# START OF Entries
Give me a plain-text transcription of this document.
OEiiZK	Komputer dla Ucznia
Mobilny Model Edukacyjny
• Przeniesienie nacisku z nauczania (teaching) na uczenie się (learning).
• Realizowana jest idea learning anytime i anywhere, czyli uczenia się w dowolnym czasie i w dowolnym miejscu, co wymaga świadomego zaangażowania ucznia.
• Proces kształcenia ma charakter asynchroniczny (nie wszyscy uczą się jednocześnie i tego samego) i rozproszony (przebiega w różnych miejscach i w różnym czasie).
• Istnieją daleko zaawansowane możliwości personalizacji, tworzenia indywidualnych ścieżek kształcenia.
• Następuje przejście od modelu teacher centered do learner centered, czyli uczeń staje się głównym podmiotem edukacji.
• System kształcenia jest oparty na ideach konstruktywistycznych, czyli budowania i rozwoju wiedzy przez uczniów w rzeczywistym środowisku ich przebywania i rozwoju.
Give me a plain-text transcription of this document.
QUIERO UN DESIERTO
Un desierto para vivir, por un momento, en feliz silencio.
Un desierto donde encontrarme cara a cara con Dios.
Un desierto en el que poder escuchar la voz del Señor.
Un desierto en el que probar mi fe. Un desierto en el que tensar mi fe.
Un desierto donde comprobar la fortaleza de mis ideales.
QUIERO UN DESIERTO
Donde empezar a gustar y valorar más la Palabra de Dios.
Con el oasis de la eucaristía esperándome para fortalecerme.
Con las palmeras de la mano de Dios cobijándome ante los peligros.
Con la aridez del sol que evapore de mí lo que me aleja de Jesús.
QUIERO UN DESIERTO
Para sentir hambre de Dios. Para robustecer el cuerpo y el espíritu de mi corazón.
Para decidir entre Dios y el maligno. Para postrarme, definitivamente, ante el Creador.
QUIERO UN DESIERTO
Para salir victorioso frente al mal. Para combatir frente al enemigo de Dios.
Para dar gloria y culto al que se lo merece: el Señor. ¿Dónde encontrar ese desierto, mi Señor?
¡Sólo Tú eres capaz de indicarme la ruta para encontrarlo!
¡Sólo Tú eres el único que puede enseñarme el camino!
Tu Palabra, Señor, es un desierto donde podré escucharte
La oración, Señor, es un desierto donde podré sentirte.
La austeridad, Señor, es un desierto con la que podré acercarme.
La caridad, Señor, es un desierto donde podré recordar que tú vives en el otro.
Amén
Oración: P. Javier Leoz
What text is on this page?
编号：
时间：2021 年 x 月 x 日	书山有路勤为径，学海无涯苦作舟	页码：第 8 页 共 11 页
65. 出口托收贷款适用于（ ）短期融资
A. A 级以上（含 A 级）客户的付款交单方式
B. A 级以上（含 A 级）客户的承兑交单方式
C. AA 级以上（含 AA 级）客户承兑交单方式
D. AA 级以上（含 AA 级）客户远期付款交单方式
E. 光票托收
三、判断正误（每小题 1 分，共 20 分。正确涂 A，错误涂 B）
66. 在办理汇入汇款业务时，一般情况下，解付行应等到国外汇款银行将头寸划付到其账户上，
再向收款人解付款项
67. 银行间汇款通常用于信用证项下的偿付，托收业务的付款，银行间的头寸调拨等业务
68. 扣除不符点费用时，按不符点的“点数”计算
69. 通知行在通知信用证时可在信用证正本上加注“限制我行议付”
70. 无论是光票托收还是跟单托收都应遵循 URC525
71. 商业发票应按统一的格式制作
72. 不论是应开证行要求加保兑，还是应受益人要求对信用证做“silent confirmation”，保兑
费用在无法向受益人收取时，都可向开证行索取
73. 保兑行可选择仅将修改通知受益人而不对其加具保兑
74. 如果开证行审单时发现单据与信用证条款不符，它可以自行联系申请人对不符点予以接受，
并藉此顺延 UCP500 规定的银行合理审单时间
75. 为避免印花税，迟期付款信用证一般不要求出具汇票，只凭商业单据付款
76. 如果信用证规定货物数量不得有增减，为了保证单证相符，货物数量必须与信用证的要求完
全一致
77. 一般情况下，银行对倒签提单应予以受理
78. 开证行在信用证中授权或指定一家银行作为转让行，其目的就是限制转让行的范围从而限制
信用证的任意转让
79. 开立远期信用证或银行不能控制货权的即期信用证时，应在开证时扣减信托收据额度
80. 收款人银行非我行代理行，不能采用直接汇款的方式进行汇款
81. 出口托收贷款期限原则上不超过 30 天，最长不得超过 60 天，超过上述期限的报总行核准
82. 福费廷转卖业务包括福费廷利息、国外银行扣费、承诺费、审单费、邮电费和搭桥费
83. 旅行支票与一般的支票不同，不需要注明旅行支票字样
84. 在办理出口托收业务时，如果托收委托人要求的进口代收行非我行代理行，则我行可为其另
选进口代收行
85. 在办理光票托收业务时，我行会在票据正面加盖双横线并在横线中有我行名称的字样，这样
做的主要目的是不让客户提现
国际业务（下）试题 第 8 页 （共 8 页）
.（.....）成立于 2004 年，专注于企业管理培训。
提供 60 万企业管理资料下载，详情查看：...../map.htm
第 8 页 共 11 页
# END OF Entries
What you have to do ::
Every record should be given again exactly.

Reply ::
Give me a plain-text transcription of this document.
OEiiZK	Komputer dla Ucznia
Mobilny Model Edukacyjny
• Przeniesienie nacisku z nauczania (teaching) na uczenie się (learning).
• Realizowana jest idea learning anytime i anywhere, czyli uczenia się w dowolnym czasie i w dowolnym miejscu, co wymaga świadomego zaangażowania ucznia.
• Proces kształcenia ma charakter asynchroniczny (nie wszyscy uczą się jednocześnie i tego samego) i rozproszony (przebiega w różnych miejscach i w różnym czasie).
• Istnieją daleko zaawansowane możliwości personalizacji, tworzenia indywidualnych ścieżek kształcenia.
• Następuje przejście od modelu teacher centered do learner centered, czyli uczeń staje się głównym podmiotem edukacji.
• System kształcenia jest oparty na ideach konstruktywistycznych, czyli budowania i rozwoju wiedzy przez uczniów w rzeczywistym środowisku ich przebywania i rozwoju.
Give me a plain-text transcription of this document.
QUIERO UN DESIERTO
Un desierto para vivir, por un momento, en feliz silencio.
Un desierto donde encontrarme cara a cara con Dios.
Un desierto en el que poder escuchar la voz del Señor.
Un desierto en el que probar mi fe. Un desierto en el que tensar mi fe.
Un desierto donde comprobar la fortaleza de mis ideales.
QUIERO UN DESIERTO
Donde empezar a gustar y valorar más la Palabra de Dios.
Con el oasis de la eucaristía esperándome para fortalecerme.
Con las palmeras de la mano de Dios cobijándome ante los peligros.
Con la aridez del sol que evapore de mí lo que me aleja de Jesús.
QUIERO UN DESIERTO
Para sentir hambre de Dios. Para robustecer el cuerpo y el espíritu de mi corazón.
Para decidir entre Dios y el maligno. Para postrarme, definitivamente, ante el Creador.
QUIERO UN DESIERTO
Para salir victorioso frente al mal. Para combatir frente al enemigo de Dios.
Para dar gloria y culto al que se lo merece: el Señor. ¿Dónde encontrar ese desierto, mi Señor?
¡Sólo Tú eres capaz de indicarme la ruta para encontrarlo!
¡Sólo Tú eres el único que puede enseñarme el camino!
Tu Palabra, Señor, es un desierto donde podré escucharte
La oración, Señor, es un desierto donde podré sentirte.
La austeridad, Señor, es un desierto con la que podré acercarme.
La caridad, Señor, es un desierto donde podré recordar que tú vives en el otro.
Amén
Oración: P. Javier Leoz
What text is on this page?
编号：
时间：2021 年 x 月 x 日	书山有路勤为径，学海无涯苦作舟	页码：第 8 页 共 11 页
65. 出口托收贷款适用于（ ）短期融资
A. A 级以上（含 A 级）客户的付款交单方式
B. A 级以上（含 A 级）客户的承兑交单方式
C. AA 级以上（含 AA 级）客户承兑交单方式
D. AA 级以上（含 AA 级）客户远期付款交单方式
E. 光票托收
三、判断正误（每小题 1 分，共 20 分。正确涂 A，错误涂 B）
66. 在办理汇入汇款业务时，一般情况下，解付行应等到国外汇款银行将头寸划付到其账户上，
再向收款人解付款项
67. 银行间汇款通常用于信用证项下的偿付，托收业务的付款，银行间的头寸调拨等业务
68. 扣除不符点费用时，按不符点的“点数”计算
69. 通知行在通知信用证时可在信用证正本上加注“限制我行议付”
70. 无论是光票托收还是跟单托收都应遵循 URC525
71. 商业发票应按统一的格式制作
72. 不论是应开证行要求加保兑，还是应受益人要求对信用证做“silent confirmation”，保兑
费用在无法向受益人收取时，都可向开证行索取
73. 保兑行可选择仅将修改通知受益人而不对其加具保兑
74. 如果开证行审单时发现单据与信用证条款不符，它可以自行联系申请人对不符点予以接受，
并藉此顺延 UCP500 规定的银行合理审单时间
75. 为避免印花税，迟期付款信用证一般不要求出具汇票，只凭商业单据付款
76. 如果信用证规定货物数量不得有增减，为了保证单证相符，货物数量必须与信用证的要求完
全一致
77. 一般情况下，银行对倒签提单应予以受理
78. 开证行在信用证中授权或指定一家银行作为转让行，其目的就是限制转让行的范围从而限制
信用证的任意转让
79. 开立远期信用证或银行不能控制货权的即期信用证时，应在开证时扣减信托收据额度
80. 收款人银行非我行代理行，不能采用直接汇款的方式进行汇款
81. 出口托收贷款期限原则上不超过 30 天，最长不得超过 60 天，超过上述期限的报总行核准
82. 福费廷转卖业务包括福费廷利息、国外银行扣费、承诺费、审单费、邮电费和搭桥费
83. 旅行支票与一般的支票不同，不需要注明旅行支票字样
84. 在办理出口托收业务时，如果托收委托人要求的进口代收行非我行代理行，则我行可为其另
选进口代收行
85. 在办理光票托收业务时，我行会在票据正面加盖双横线并在横线中有我行名称的字样，这样
做的主要目的是不让客户提现
国际业务（下）试题 第 8 页 （共 8 页）
.（.....）成立于 2004 年，专注于企业管理培训。
提供 60 万企业管理资料下载，详情查看：...../map.htm
第 8 页 共 11 页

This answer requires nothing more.